THE REQUEST: Copy out the records precisely, omitting pictures.

THE INPUT:
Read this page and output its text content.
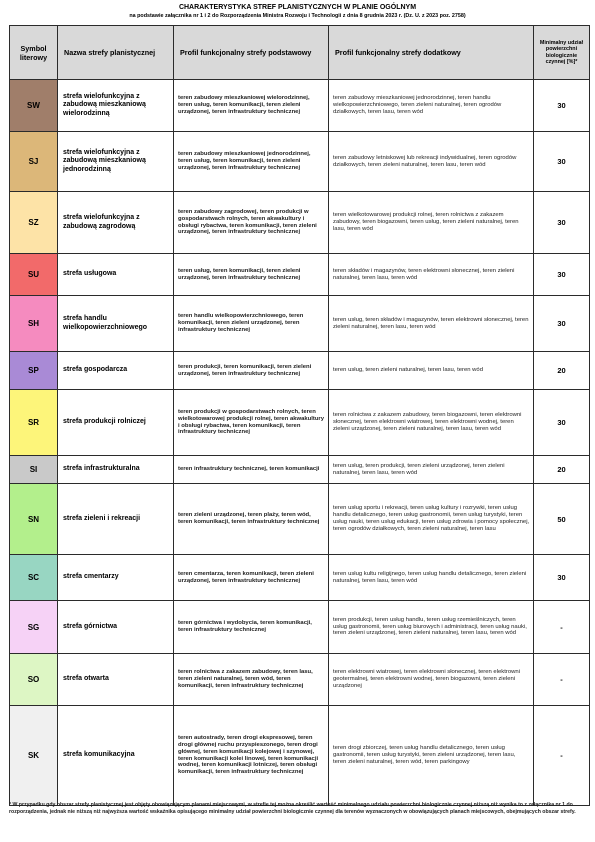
CHARAKTERYSTYKA STREF PLANISTYCZNYCH W PLANIE OGÓLNYM
na podstawie załącznika nr 1 i 2 do Rozporządzenia Ministra Rozwoju i Technologii z dnia 8 grudnia 2023 r. (Dz. U. z 2023 poz. 2758)
Symbol literowy	Nazwa strefy planistycznej	Profil funkcjonalny strefy podstawowy	Profil funkcjonalny strefy dodatkowy	Minimalny udział powierzchni biologicznie czynnej [%]*
SW	strefa wielofunkcyjna z zabudową mieszkaniową wielorodzinną	teren zabudowy mieszkaniowej wielorodzinnej, teren usług, teren komunikacji, teren zieleni urządzonej, teren infrastruktury technicznej	teren zabudowy mieszkaniowej jednorodzinnej, teren handlu wielkopowierzchniowego, teren zieleni naturalnej, teren ogrodów działkowych, teren lasu, teren wód	30
SJ	strefa wielofunkcyjna z zabudową mieszkaniową jednorodzinną	teren zabudowy mieszkaniowej jednorodzinnej, teren usług, teren komunikacji, teren zieleni urządzonej, teren infrastruktury technicznej	teren zabudowy letniskowej lub rekreacji indywidualnej, teren ogrodów działkowych, teren zieleni naturalnej, teren lasu, teren wód	30
SZ	strefa wielofunkcyjna z zabudową zagrodową	teren zabudowy zagrodowej, teren produkcji w gospodarstwach rolnych, teren akwakultury i obsługi rybactwa, teren komunikacji, teren zieleni urządzonej, teren infrastruktury technicznej	teren wielkotowarowej produkcji rolnej, teren rolnictwa z zakazem zabudowy, teren biogazowni, teren usług, teren zieleni naturalnej, teren lasu, teren wód	30
SU	strefa usługowa	teren usług, teren komunikacji, teren zieleni urządzonej, teren infrastruktury technicznej	teren składów i magazynów, teren elektrowni słonecznej, teren zieleni naturalnej, teren lasu, teren wód	30
SH	strefa handlu wielkopowierzchniowego	teren handlu wielkopowierzchniowego, teren komunikacji, teren zieleni urządzonej, teren infrastruktury technicznej	teren usług, teren składów i magazynów, teren elektrowni słonecznej, teren zieleni naturalnej, teren lasu, teren wód	30
SP	strefa gospodarcza	teren produkcji, teren komunikacji, teren zieleni urządzonej, teren infrastruktury technicznej	teren usług, teren zieleni naturalnej, teren lasu, teren wód	20
SR	strefa produkcji rolniczej	teren produkcji w gospodarstwach rolnych, teren wielkotowarowej produkcji rolnej, teren akwakultury i obsługi rybactwa, teren komunikacji, teren infrastruktury technicznej	teren rolnictwa z zakazem zabudowy, teren biogazowni, teren elektrowni słonecznej, teren elektrowni wiatrowej, teren elektrowni wodnej, teren zieleni urządzonej, teren zieleni naturalnej, teren lasu, teren wód	30
SI	strefa infrastrukturalna	teren infrastruktury technicznej, teren komunikacji	teren usług, teren produkcji, teren zieleni urządzonej, teren zieleni naturalnej, teren lasu, teren wód	20
SN	strefa zieleni i rekreacji	teren zieleni urządzonej, teren plaży, teren wód, teren komunikacji, teren infrastruktury technicznej	teren usług sportu i rekreacji, teren usług kultury i rozrywki, teren usług handlu detalicznego, teren usług gastronomii, teren usług turystyki, teren usług nauki, teren usług edukacji, teren usług zdrowia i pomocy społecznej, teren ogrodów działkowych, teren zieleni naturalnej, teren lasu	50
SC	strefa cmentarzy	teren cmentarza, teren komunikacji, teren zieleni urządzonej, teren infrastruktury technicznej	teren usług kultu religijnego, teren usług handlu detalicznego, teren zieleni naturalnej, teren lasu, teren wód	30
SG	strefa górnictwa	teren górnictwa i wydobycia, teren komunikacji, teren infrastruktury technicznej	teren produkcji, teren usług handlu, teren usług rzemieślniczych, teren usług gastronomii, teren usług biurowych i administracji, teren usług nauki, teren zieleni urządzonej, teren zieleni naturalnej, teren lasu, teren wód	-
SO	strefa otwarta	teren rolnictwa z zakazem zabudowy, teren lasu, teren zieleni naturalnej, teren wód, teren komunikacji, teren infrastruktury technicznej	teren elektrowni wiatrowej, teren elektrowni słonecznej, teren elektrowni geotermalnej, teren elektrowni wodnej, teren biogazowni, teren zieleni urządzonej	-
SK	strefa komunikacyjna	teren autostrady, teren drogi ekspresowej, teren drogi głównej ruchu przyspieszonego, teren drogi głównej, teren komunikacji kolejowej i szynowej, teren komunikacji kolei linowej, teren komunikacji wodnej, teren komunikacji lotniczej, teren obsługi komunikacji, teren infrastruktury technicznej	teren drogi zbiorczej, teren usług handlu detalicznego, teren usług gastronomii, teren usług turystyki, teren zieleni urządzonej, teren lasu, teren zieleni naturalnej, teren wód, teren parkingowy	-
* W przypadku gdy obszar strefy planistycznej jest objęty obowiązującym planami miejscowymi, w strefie tej można określić wartość minimalnego udziału powierzchni biologicznie czynnej niższą niż wynika to z załącznika nr 1 do rozporządzenia, jednak nie niższą niż najwyższa wartość wskaźnika opisującego minimalny udział powierzchni biologicznie czynnej dla terenów wyznaczonych w obowiązujących planach miejscowych, obejmujących obszar strefy.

EXERCISE SOLUTION:
Read this page and output its text content.
CHARAKTERYSTYKA STREF PLANISTYCZNYCH W PLANIE OGÓLNYM
na podstawie załącznika nr 1 i 2 do Rozporządzenia Ministra Rozwoju i Technologii z dnia 8 grudnia 2023 r. (Dz. U. z 2023 poz. 2758)
Symbol literowy	Nazwa strefy planistycznej	Profil funkcjonalny strefy podstawowy	Profil funkcjonalny strefy dodatkowy	Minimalny udział powierzchni biologicznie czynnej [%]*
SW	strefa wielofunkcyjna z zabudową mieszkaniową wielorodzinną	teren zabudowy mieszkaniowej wielorodzinnej, teren usług, teren komunikacji, teren zieleni urządzonej, teren infrastruktury technicznej	teren zabudowy mieszkaniowej jednorodzinnej, teren handlu wielkopowierzchniowego, teren zieleni naturalnej, teren ogrodów działkowych, teren lasu, teren wód	30
SJ	strefa wielofunkcyjna z zabudową mieszkaniową jednorodzinną	teren zabudowy mieszkaniowej jednorodzinnej, teren usług, teren komunikacji, teren zieleni urządzonej, teren infrastruktury technicznej	teren zabudowy letniskowej lub rekreacji indywidualnej, teren ogrodów działkowych, teren zieleni naturalnej, teren lasu, teren wód	30
SZ	strefa wielofunkcyjna z zabudową zagrodową	teren zabudowy zagrodowej, teren produkcji w gospodarstwach rolnych, teren akwakultury i obsługi rybactwa, teren komunikacji, teren zieleni urządzonej, teren infrastruktury technicznej	teren wielkotowarowej produkcji rolnej, teren rolnictwa z zakazem zabudowy, teren biogazowni, teren usług, teren zieleni naturalnej, teren lasu, teren wód	30
SU	strefa usługowa	teren usług, teren komunikacji, teren zieleni urządzonej, teren infrastruktury technicznej	teren składów i magazynów, teren elektrowni słonecznej, teren zieleni naturalnej, teren lasu, teren wód	30
SH	strefa handlu wielkopowierzchniowego	teren handlu wielkopowierzchniowego, teren komunikacji, teren zieleni urządzonej, teren infrastruktury technicznej	teren usług, teren składów i magazynów, teren elektrowni słonecznej, teren zieleni naturalnej, teren lasu, teren wód	30
SP	strefa gospodarcza	teren produkcji, teren komunikacji, teren zieleni urządzonej, teren infrastruktury technicznej	teren usług, teren zieleni naturalnej, teren lasu, teren wód	20
SR	strefa produkcji rolniczej	teren produkcji w gospodarstwach rolnych, teren wielkotowarowej produkcji rolnej, teren akwakultury i obsługi rybactwa, teren komunikacji, teren infrastruktury technicznej	teren rolnictwa z zakazem zabudowy, teren biogazowni, teren elektrowni słonecznej, teren elektrowni wiatrowej, teren elektrowni wodnej, teren zieleni urządzonej, teren zieleni naturalnej, teren lasu, teren wód	30
SI	strefa infrastrukturalna	teren infrastruktury technicznej, teren komunikacji	teren usług, teren produkcji, teren zieleni urządzonej, teren zieleni naturalnej, teren lasu, teren wód	20
SN	strefa zieleni i rekreacji	teren zieleni urządzonej, teren plaży, teren wód, teren komunikacji, teren infrastruktury technicznej	teren usług sportu i rekreacji, teren usług kultury i rozrywki, teren usług handlu detalicznego, teren usług gastronomii, teren usług turystyki, teren usług nauki, teren usług edukacji, teren usług zdrowia i pomocy społecznej, teren ogrodów działkowych, teren zieleni naturalnej, teren lasu	50
SC	strefa cmentarzy	teren cmentarza, teren komunikacji, teren zieleni urządzonej, teren infrastruktury technicznej	teren usług kultu religijnego, teren usług handlu detalicznego, teren zieleni naturalnej, teren lasu, teren wód	30
SG	strefa górnictwa	teren górnictwa i wydobycia, teren komunikacji, teren infrastruktury technicznej	teren produkcji, teren usług handlu, teren usług rzemieślniczych, teren usług gastronomii, teren usług biurowych i administracji, teren usług nauki, teren zieleni urządzonej, teren zieleni naturalnej, teren lasu, teren wód	-
SO	strefa otwarta	teren rolnictwa z zakazem zabudowy, teren lasu, teren zieleni naturalnej, teren wód, teren komunikacji, teren infrastruktury technicznej	teren elektrowni wiatrowej, teren elektrowni słonecznej, teren elektrowni geotermalnej, teren elektrowni wodnej, teren biogazowni, teren zieleni urządzonej	-
SK	strefa komunikacyjna	teren autostrady, teren drogi ekspresowej, teren drogi głównej ruchu przyspieszonego, teren drogi głównej, teren komunikacji kolejowej i szynowej, teren komunikacji kolei linowej, teren komunikacji wodnej, teren komunikacji lotniczej, teren obsługi komunikacji, teren infrastruktury technicznej	teren drogi zbiorczej, teren usług handlu detalicznego, teren usług gastronomii, teren usług turystyki, teren zieleni urządzonej, teren lasu, teren zieleni naturalnej, teren wód, teren parkingowy	-
* W przypadku gdy obszar strefy planistycznej jest objęty obowiązującym planami miejscowymi, w strefie tej można określić wartość minimalnego udziału powierzchni biologicznie czynnej niższą niż wynika to z załącznika nr 1 do rozporządzenia, jednak nie niższą niż najwyższa wartość wskaźnika opisującego minimalny udział powierzchni biologicznie czynnej dla terenów wyznaczonych w obowiązujących planach miejscowych, obejmujących obszar strefy.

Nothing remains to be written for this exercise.